To be done » Copy the material from its first line up to and including the line with "0, 222, 27]", renaming "colorbar-tick" to "colorbar-marker" and changing nothing else.

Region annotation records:
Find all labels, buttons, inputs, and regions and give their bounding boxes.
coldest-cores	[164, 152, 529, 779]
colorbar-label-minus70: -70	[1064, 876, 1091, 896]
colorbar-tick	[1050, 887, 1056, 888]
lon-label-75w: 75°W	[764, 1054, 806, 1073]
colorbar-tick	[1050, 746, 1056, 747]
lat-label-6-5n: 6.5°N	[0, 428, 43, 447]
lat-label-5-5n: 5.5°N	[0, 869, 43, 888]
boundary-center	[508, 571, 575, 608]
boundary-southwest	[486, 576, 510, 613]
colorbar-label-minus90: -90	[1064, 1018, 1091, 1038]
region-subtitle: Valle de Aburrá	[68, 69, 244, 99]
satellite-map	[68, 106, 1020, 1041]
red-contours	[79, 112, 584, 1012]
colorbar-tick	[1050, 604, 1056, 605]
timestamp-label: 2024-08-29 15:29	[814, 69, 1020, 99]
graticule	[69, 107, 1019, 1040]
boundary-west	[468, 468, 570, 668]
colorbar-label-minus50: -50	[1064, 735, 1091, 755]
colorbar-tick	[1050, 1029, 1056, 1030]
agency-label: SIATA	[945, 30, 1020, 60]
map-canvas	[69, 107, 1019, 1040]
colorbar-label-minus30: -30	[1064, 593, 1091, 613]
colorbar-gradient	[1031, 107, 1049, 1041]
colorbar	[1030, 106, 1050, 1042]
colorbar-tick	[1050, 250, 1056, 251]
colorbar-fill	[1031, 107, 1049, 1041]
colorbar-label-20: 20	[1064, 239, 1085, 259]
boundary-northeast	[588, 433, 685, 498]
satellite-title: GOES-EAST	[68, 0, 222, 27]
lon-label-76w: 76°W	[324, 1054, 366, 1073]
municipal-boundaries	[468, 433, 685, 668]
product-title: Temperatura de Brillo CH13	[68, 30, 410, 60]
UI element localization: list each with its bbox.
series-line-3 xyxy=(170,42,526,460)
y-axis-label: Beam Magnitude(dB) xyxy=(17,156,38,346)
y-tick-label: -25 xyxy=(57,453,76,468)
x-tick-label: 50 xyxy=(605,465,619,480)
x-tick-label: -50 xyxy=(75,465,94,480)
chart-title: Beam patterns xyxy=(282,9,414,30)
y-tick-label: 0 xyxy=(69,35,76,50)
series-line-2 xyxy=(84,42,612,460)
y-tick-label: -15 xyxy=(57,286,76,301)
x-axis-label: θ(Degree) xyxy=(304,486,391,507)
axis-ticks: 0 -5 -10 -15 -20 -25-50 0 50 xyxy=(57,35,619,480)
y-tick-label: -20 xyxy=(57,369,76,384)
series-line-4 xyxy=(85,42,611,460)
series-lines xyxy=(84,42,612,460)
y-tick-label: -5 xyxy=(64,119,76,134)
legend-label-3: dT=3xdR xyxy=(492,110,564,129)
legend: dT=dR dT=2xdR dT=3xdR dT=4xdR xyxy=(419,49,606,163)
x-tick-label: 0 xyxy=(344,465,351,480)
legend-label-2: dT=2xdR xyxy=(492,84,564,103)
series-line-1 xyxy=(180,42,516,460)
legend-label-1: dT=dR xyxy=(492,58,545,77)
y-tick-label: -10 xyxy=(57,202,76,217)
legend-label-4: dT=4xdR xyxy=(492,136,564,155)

Final result »
Find all labels, buttons, inputs, and regions and give their bounding boxes.
coldest-cores	[164, 152, 529, 779]
colorbar-label-minus70: -70	[1064, 876, 1091, 896]
colorbar-marker	[1050, 887, 1056, 888]
lon-label-75w: 75°W	[764, 1054, 806, 1073]
colorbar-marker	[1050, 746, 1056, 747]
lat-label-6-5n: 6.5°N	[0, 428, 43, 447]
lat-label-5-5n: 5.5°N	[0, 869, 43, 888]
boundary-center	[508, 571, 575, 608]
boundary-southwest	[486, 576, 510, 613]
colorbar-label-minus90: -90	[1064, 1018, 1091, 1038]
region-subtitle: Valle de Aburrá	[68, 69, 244, 99]
satellite-map	[68, 106, 1020, 1041]
red-contours	[79, 112, 584, 1012]
colorbar-marker	[1050, 604, 1056, 605]
timestamp-label: 2024-08-29 15:29	[814, 69, 1020, 99]
graticule	[69, 107, 1019, 1040]
boundary-west	[468, 468, 570, 668]
colorbar-label-minus50: -50	[1064, 735, 1091, 755]
colorbar-marker	[1050, 1029, 1056, 1030]
agency-label: SIATA	[945, 30, 1020, 60]
map-canvas	[69, 107, 1019, 1040]
colorbar-label-minus30: -30	[1064, 593, 1091, 613]
colorbar-gradient	[1031, 107, 1049, 1041]
colorbar	[1030, 106, 1050, 1042]
colorbar-marker	[1050, 250, 1056, 251]
colorbar-fill	[1031, 107, 1049, 1041]
colorbar-label-20: 20	[1064, 239, 1085, 259]
boundary-northeast	[588, 433, 685, 498]
satellite-title: GOES-EAST	[68, 0, 222, 27]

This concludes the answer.